### YOUR OBJECTIVE:
Wherever a line holds the word "structure", copy that line out.

### SUPPLIED MATERIAL:

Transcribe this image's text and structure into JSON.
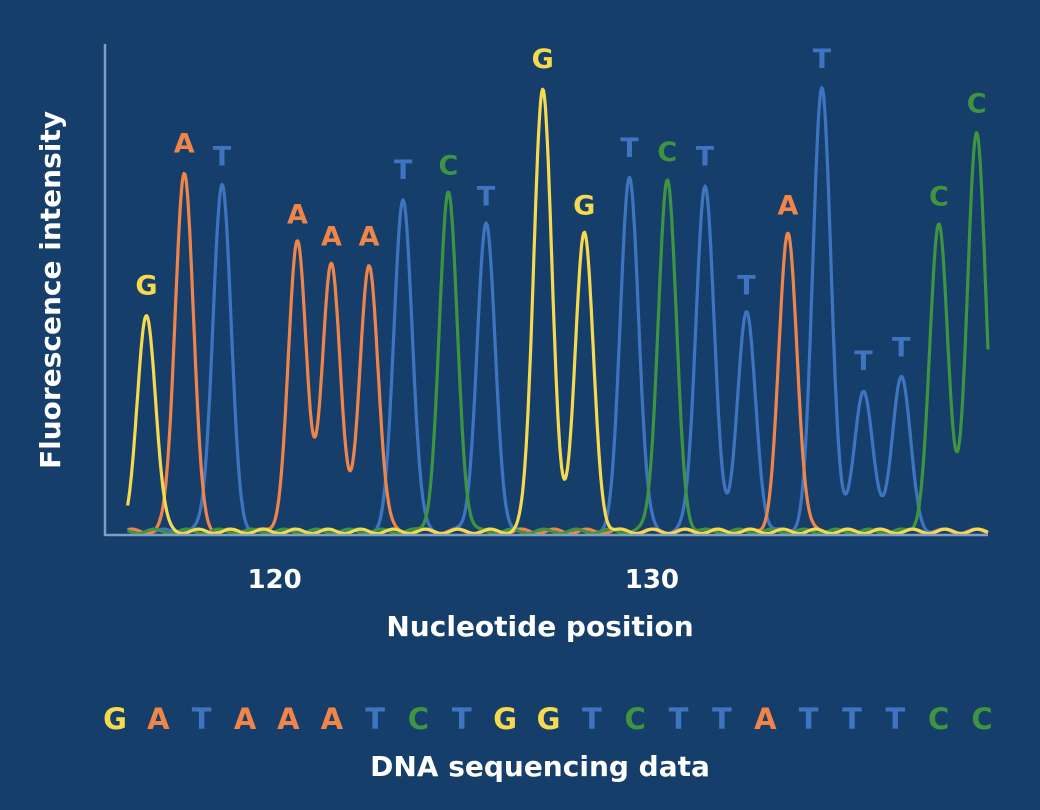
{
  "colors": {
    "background": "#153e6a",
    "A": "#f0854a",
    "T": "#3f74c0",
    "C": "#3e9440",
    "G": "#f5d94e",
    "axis": "#7f9fc0",
    "text": "#ffffff"
  },
  "chart_data": {
    "type": "line",
    "title": "",
    "xlabel": "Nucleotide position",
    "ylabel": "Fluorescence intensity",
    "x_ticks": [
      120,
      130
    ],
    "xlim": [
      115.4,
      138.8
    ],
    "ylim": [
      0,
      100
    ],
    "grid": false,
    "peaks": [
      {
        "base": "G",
        "label": "G",
        "position": 116.5,
        "height": 49
      },
      {
        "base": "A",
        "label": "A",
        "position": 117.5,
        "height": 81
      },
      {
        "base": "T",
        "label": "T",
        "position": 118.5,
        "height": 78
      },
      {
        "base": "A",
        "label": "A",
        "position": 120.5,
        "height": 65
      },
      {
        "base": "A",
        "label": "A",
        "position": 121.4,
        "height": 60
      },
      {
        "base": "A",
        "label": "A",
        "position": 122.4,
        "height": 60
      },
      {
        "base": "T",
        "label": "T",
        "position": 123.3,
        "height": 75
      },
      {
        "base": "C",
        "label": "C",
        "position": 124.5,
        "height": 76
      },
      {
        "base": "T",
        "label": "T",
        "position": 125.5,
        "height": 69
      },
      {
        "base": "G",
        "label": "G",
        "position": 127.0,
        "height": 100
      },
      {
        "base": "G",
        "label": "G",
        "position": 128.1,
        "height": 67
      },
      {
        "base": "T",
        "label": "T",
        "position": 129.3,
        "height": 80
      },
      {
        "base": "C",
        "label": "C",
        "position": 130.3,
        "height": 79
      },
      {
        "base": "T",
        "label": "T",
        "position": 131.3,
        "height": 78
      },
      {
        "base": "T",
        "label": "T",
        "position": 132.4,
        "height": 49
      },
      {
        "base": "A",
        "label": "A",
        "position": 133.5,
        "height": 67
      },
      {
        "base": "T",
        "label": "T",
        "position": 134.4,
        "height": 100
      },
      {
        "base": "T",
        "label": "T",
        "position": 135.5,
        "height": 32
      },
      {
        "base": "T",
        "label": "T",
        "position": 136.5,
        "height": 35
      },
      {
        "base": "C",
        "label": "C",
        "position": 137.5,
        "height": 69
      },
      {
        "base": "C",
        "label": "C",
        "position": 138.5,
        "height": 90
      }
    ]
  },
  "sequence": {
    "letters": [
      "G",
      "A",
      "T",
      "A",
      "A",
      "A",
      "T",
      "C",
      "T",
      "G",
      "G",
      "T",
      "C",
      "T",
      "T",
      "A",
      "T",
      "T",
      "T",
      "C",
      "C"
    ],
    "caption": "DNA sequencing data"
  }
}
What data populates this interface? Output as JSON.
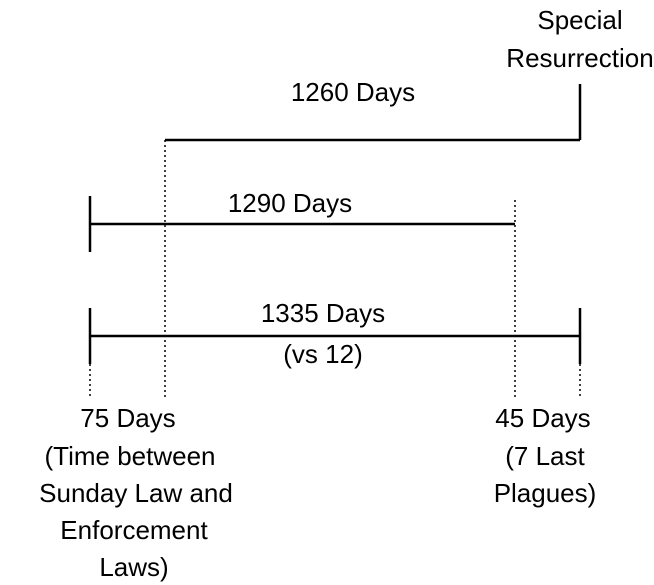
{
  "special_resurrection": [
    "Special",
    "Resurrection"
  ],
  "periods": [
    {
      "label": "1260 Days"
    },
    {
      "label": "1290 Days"
    },
    {
      "label": "1335 Days",
      "note": "(vs 12)"
    }
  ],
  "left_note": [
    "75 Days",
    "(Time between",
    "Sunday Law and",
    "Enforcement",
    "Laws)"
  ],
  "right_note": [
    "45 Days",
    "(7 Last",
    "Plagues)"
  ]
}
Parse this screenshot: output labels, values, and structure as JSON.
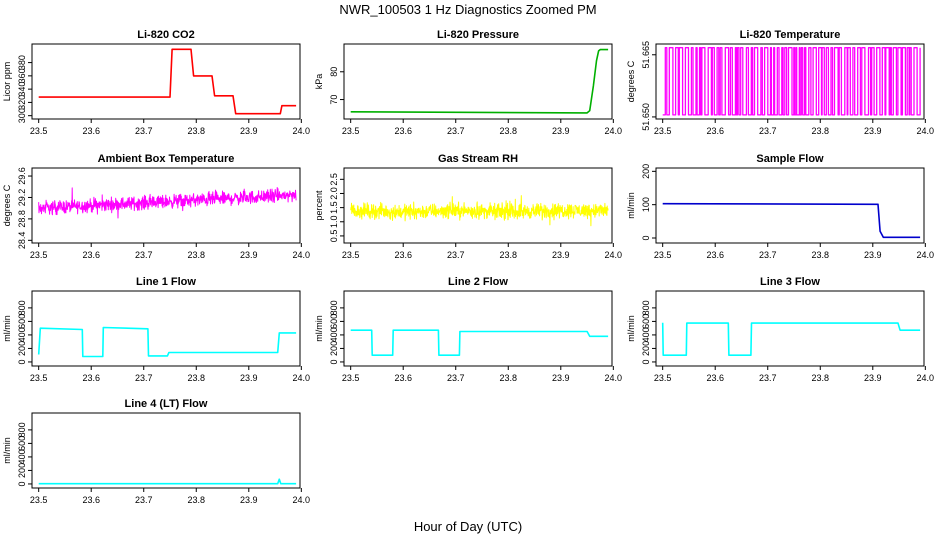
{
  "figure": {
    "title": "NWR_100503  1 Hz Diagnostics Zoomed PM",
    "xlabel": "Hour of Day (UTC)"
  },
  "chart_data": [
    {
      "type": "line",
      "title": "Li-820 CO2",
      "ylabel": "Licor ppm",
      "color": "#ff0000",
      "xlim": [
        23.5,
        24.0
      ],
      "ylim": [
        295,
        408
      ],
      "xticks": [
        "23.5",
        "23.6",
        "23.7",
        "23.8",
        "23.9",
        "24.0"
      ],
      "yticks": [
        300,
        320,
        340,
        360,
        380
      ],
      "style": "steps",
      "x": [
        23.5,
        23.75,
        23.754,
        23.79,
        23.795,
        23.83,
        23.835,
        23.87,
        23.875,
        23.96,
        23.963,
        23.99
      ],
      "y": [
        328,
        328,
        400,
        400,
        360,
        360,
        330,
        330,
        303,
        303,
        315,
        315
      ]
    },
    {
      "type": "line",
      "title": "Li-820 Pressure",
      "ylabel": "kPa",
      "color": "#00b000",
      "xlim": [
        23.5,
        24.0
      ],
      "ylim": [
        63,
        90
      ],
      "xticks": [
        "23.5",
        "23.6",
        "23.7",
        "23.8",
        "23.9",
        "24.0"
      ],
      "yticks": [
        70,
        80
      ],
      "style": "line",
      "x": [
        23.5,
        23.95,
        23.955,
        23.962,
        23.968,
        23.972,
        23.975,
        23.99
      ],
      "y": [
        65.6,
        65.2,
        66,
        75,
        84,
        87.5,
        88,
        88
      ]
    },
    {
      "type": "line",
      "title": "Li-820 Temperature",
      "ylabel": "degrees C",
      "color": "#ff00ff",
      "xlim": [
        23.5,
        24.0
      ],
      "ylim": [
        51.6495,
        51.6676
      ],
      "xticks": [
        "23.5",
        "23.6",
        "23.7",
        "23.8",
        "23.9",
        "24.0"
      ],
      "yticks": [
        "51.650",
        "51.665"
      ],
      "style": "toggle",
      "low": 51.6505,
      "high": 51.6667
    },
    {
      "type": "line",
      "title": "Ambient Box Temperature",
      "ylabel": "degrees C",
      "color": "#ff00ff",
      "xlim": [
        23.5,
        24.0
      ],
      "ylim": [
        28.35,
        29.75
      ],
      "xticks": [
        "23.5",
        "23.6",
        "23.7",
        "23.8",
        "23.9",
        "24.0"
      ],
      "yticks": [
        "28.4",
        "28.8",
        "29.2",
        "29.6"
      ],
      "style": "noise",
      "x": [
        23.5,
        23.6,
        23.7,
        23.8,
        23.9,
        23.99
      ],
      "y": [
        29.0,
        29.05,
        29.1,
        29.15,
        29.2,
        29.25
      ],
      "spread": 0.18
    },
    {
      "type": "line",
      "title": "Gas Stream RH",
      "ylabel": "percent",
      "color": "#ffff00",
      "xlim": [
        23.5,
        24.0
      ],
      "ylim": [
        0.25,
        2.9
      ],
      "xticks": [
        "23.5",
        "23.6",
        "23.7",
        "23.8",
        "23.9",
        "24.0"
      ],
      "yticks": [
        "0.5",
        "1.0",
        "1.5",
        "2.0",
        "2.5"
      ],
      "style": "noise",
      "x": [
        23.5,
        23.6,
        23.7,
        23.8,
        23.9,
        23.99
      ],
      "y": [
        1.4,
        1.35,
        1.4,
        1.35,
        1.4,
        1.4
      ],
      "spread": 0.38
    },
    {
      "type": "line",
      "title": "Sample Flow",
      "ylabel": "ml/min",
      "color": "#0000cc",
      "xlim": [
        23.5,
        24.0
      ],
      "ylim": [
        -15,
        210
      ],
      "xticks": [
        "23.5",
        "23.6",
        "23.7",
        "23.8",
        "23.9",
        "24.0"
      ],
      "yticks": [
        0,
        100,
        200
      ],
      "style": "line",
      "x": [
        23.5,
        23.91,
        23.914,
        23.92,
        23.99
      ],
      "y": [
        103,
        101,
        20,
        2,
        2
      ]
    },
    {
      "type": "line",
      "title": "Line 1 Flow",
      "ylabel": "ml/min",
      "color": "#00ffff",
      "xlim": [
        23.5,
        24.0
      ],
      "ylim": [
        -60,
        1050
      ],
      "xticks": [
        "23.5",
        "23.6",
        "23.7",
        "23.8",
        "23.9",
        "24.0"
      ],
      "yticks": [
        0,
        200,
        400,
        600,
        800
      ],
      "style": "steps",
      "x": [
        23.5,
        23.503,
        23.583,
        23.584,
        23.622,
        23.623,
        23.708,
        23.709,
        23.745,
        23.748,
        23.955,
        23.958,
        23.99
      ],
      "y": [
        110,
        500,
        480,
        80,
        80,
        510,
        490,
        90,
        90,
        140,
        140,
        430,
        430
      ]
    },
    {
      "type": "line",
      "title": "Line 2 Flow",
      "ylabel": "ml/min",
      "color": "#00ffff",
      "xlim": [
        23.5,
        24.0
      ],
      "ylim": [
        -60,
        1050
      ],
      "xticks": [
        "23.5",
        "23.6",
        "23.7",
        "23.8",
        "23.9",
        "24.0"
      ],
      "yticks": [
        0,
        200,
        400,
        600,
        800
      ],
      "style": "steps",
      "x": [
        23.5,
        23.54,
        23.541,
        23.58,
        23.581,
        23.667,
        23.668,
        23.707,
        23.708,
        23.95,
        23.955,
        23.99
      ],
      "y": [
        470,
        470,
        100,
        100,
        470,
        470,
        100,
        100,
        450,
        450,
        380,
        380
      ]
    },
    {
      "type": "line",
      "title": "Line 3 Flow",
      "ylabel": "ml/min",
      "color": "#00ffff",
      "xlim": [
        23.5,
        24.0
      ],
      "ylim": [
        -60,
        1050
      ],
      "xticks": [
        "23.5",
        "23.6",
        "23.7",
        "23.8",
        "23.9",
        "24.0"
      ],
      "yticks": [
        0,
        200,
        400,
        600,
        800
      ],
      "style": "steps",
      "x": [
        23.5,
        23.501,
        23.545,
        23.546,
        23.625,
        23.626,
        23.668,
        23.669,
        23.948,
        23.952,
        23.99
      ],
      "y": [
        580,
        100,
        100,
        575,
        575,
        100,
        100,
        575,
        575,
        470,
        470
      ]
    },
    {
      "type": "line",
      "title": "Line 4 (LT) Flow",
      "ylabel": "ml/min",
      "color": "#00ffff",
      "xlim": [
        23.5,
        24.0
      ],
      "ylim": [
        -60,
        1050
      ],
      "xticks": [
        "23.5",
        "23.6",
        "23.7",
        "23.8",
        "23.9",
        "24.0"
      ],
      "yticks": [
        0,
        200,
        400,
        600,
        800
      ],
      "style": "line",
      "x": [
        23.5,
        23.955,
        23.958,
        23.961,
        23.964,
        23.99
      ],
      "y": [
        4,
        4,
        70,
        4,
        4,
        4
      ]
    }
  ]
}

### ANSWER:
Transcribe this image's text and structure into JSON.
Parse this screenshot: output labels, values, and structure as JSON.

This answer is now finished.